Data entries for graphics:
┄┄┄┄┄┄┄┄┄┄┄┄┄┄┄┄┄┄┄┄

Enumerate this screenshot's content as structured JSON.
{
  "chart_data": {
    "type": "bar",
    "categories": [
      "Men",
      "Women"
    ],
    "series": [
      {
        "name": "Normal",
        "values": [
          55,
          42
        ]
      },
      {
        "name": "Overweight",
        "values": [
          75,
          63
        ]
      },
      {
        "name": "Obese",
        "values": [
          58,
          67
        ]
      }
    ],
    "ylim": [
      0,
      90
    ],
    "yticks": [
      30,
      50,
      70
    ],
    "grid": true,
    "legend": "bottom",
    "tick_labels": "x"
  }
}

┄┄┄┄┄┄┄┄┄┄┄┄┄┄┄┄┄┄┄┄

▸ BRIEF
Repeat all the records. Match each line exactly.

▸ ANSWER TO THE TASK
Enumerate this screenshot's content as structured JSON.
{
  "chart_data": {
    "type": "bar",
    "categories": [
      "Men",
      "Women"
    ],
    "series": [
      {
        "name": "Normal",
        "values": [
          55,
          42
        ]
      },
      {
        "name": "Overweight",
        "values": [
          75,
          63
        ]
      },
      {
        "name": "Obese",
        "values": [
          58,
          67
        ]
      }
    ],
    "ylim": [
      0,
      90
    ],
    "yticks": [
      30,
      50,
      70
    ],
    "grid": true,
    "legend": "bottom",
    "tick_labels": "x"
  }
}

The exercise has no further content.